DO THIS →
Copy out every line in which the string "princeps" occurs.

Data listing
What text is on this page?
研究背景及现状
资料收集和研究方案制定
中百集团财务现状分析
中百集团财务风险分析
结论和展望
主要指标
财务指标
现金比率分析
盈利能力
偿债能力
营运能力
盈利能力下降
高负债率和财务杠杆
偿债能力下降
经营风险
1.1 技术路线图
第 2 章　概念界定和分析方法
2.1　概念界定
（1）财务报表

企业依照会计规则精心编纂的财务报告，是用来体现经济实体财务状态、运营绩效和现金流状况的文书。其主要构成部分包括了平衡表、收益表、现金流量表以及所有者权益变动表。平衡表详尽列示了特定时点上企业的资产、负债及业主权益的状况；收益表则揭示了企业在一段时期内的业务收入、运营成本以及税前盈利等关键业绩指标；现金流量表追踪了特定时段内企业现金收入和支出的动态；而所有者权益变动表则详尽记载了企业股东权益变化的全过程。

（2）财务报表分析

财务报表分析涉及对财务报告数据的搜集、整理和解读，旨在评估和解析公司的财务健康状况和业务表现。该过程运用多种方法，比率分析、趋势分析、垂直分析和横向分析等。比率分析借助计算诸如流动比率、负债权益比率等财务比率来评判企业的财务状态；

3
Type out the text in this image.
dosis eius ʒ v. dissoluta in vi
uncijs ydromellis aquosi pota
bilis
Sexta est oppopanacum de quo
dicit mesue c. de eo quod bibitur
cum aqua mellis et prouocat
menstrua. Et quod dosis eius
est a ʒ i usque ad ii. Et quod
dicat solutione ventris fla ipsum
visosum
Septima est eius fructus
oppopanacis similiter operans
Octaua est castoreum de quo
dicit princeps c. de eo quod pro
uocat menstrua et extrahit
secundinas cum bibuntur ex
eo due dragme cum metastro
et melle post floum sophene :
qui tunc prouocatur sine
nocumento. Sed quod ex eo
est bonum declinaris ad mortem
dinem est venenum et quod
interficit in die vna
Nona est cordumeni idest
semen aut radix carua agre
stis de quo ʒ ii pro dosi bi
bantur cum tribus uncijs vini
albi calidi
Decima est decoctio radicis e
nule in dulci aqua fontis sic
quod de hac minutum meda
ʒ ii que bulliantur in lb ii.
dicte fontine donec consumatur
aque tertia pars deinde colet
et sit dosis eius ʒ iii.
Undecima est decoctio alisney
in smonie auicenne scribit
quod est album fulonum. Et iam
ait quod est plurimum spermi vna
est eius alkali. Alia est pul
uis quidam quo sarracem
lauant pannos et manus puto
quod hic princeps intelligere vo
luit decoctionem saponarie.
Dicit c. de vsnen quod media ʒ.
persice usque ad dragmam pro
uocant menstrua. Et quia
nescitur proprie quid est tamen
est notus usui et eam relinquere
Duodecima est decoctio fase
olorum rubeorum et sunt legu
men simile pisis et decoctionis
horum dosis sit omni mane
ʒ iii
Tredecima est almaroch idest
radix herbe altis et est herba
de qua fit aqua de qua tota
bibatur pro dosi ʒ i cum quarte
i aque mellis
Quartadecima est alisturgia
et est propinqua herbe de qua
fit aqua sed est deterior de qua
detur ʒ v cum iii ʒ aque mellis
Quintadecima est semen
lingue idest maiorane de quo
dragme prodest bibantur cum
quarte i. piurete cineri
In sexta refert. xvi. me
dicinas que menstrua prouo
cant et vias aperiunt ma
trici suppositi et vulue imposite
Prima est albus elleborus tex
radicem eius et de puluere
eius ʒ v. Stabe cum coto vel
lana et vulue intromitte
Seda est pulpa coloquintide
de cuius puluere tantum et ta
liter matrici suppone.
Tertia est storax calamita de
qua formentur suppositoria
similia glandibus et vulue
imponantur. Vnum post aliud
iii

EXPECTED OUTPUT →
dicit princeps c. de eo quod pro
quod hic princeps intelligere vo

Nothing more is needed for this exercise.